(Collected data entries)
********
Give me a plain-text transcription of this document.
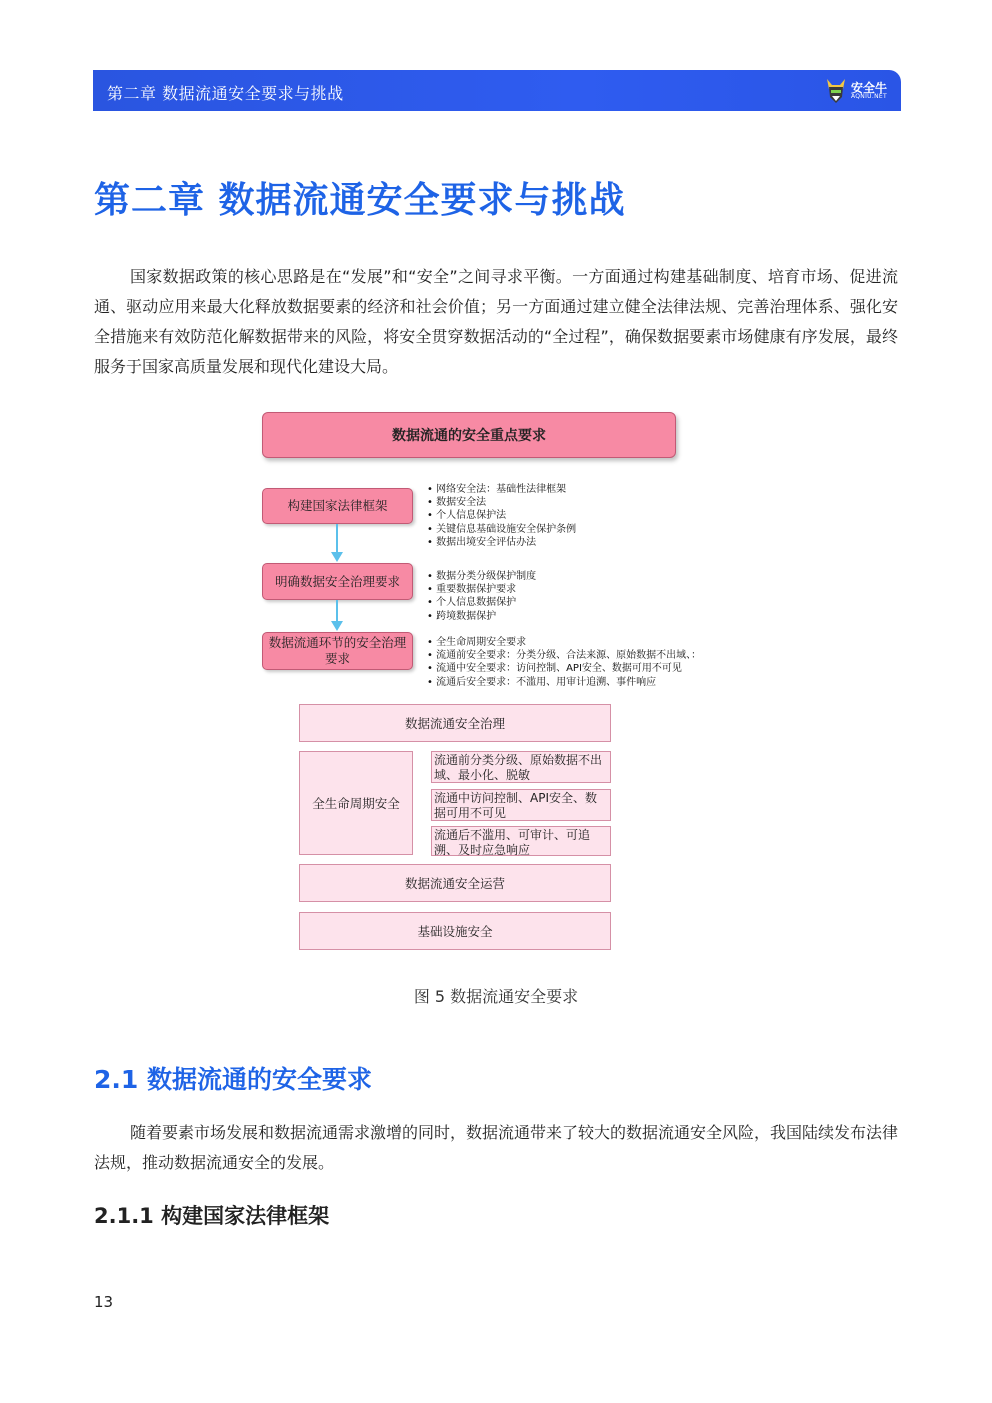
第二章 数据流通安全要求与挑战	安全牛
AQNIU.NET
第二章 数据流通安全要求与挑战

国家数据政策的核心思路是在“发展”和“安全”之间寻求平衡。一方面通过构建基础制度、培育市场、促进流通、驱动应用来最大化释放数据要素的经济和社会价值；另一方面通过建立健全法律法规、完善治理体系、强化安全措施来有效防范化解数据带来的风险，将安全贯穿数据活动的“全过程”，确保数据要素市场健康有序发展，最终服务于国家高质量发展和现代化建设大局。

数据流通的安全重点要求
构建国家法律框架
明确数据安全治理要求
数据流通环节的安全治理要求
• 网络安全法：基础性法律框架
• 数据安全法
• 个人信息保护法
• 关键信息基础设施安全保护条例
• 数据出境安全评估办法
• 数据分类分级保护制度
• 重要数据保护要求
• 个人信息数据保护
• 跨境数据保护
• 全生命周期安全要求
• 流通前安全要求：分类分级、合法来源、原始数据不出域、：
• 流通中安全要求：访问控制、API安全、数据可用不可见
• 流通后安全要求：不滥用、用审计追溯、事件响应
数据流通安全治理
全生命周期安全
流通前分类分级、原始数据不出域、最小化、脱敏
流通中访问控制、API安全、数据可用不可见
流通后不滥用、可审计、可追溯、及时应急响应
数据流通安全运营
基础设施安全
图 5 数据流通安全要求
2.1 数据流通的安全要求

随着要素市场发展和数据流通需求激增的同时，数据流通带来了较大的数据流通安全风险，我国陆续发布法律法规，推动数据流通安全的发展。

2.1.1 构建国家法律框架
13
********
◆ **Directions for this task**
Show every line above in which the word "数据可用不可见" occurs.

◆ **Output of the exercise**
• 流通中安全要求：访问控制、API安全、数据可用不可见
流通中访问控制、API安全、数据可用不可见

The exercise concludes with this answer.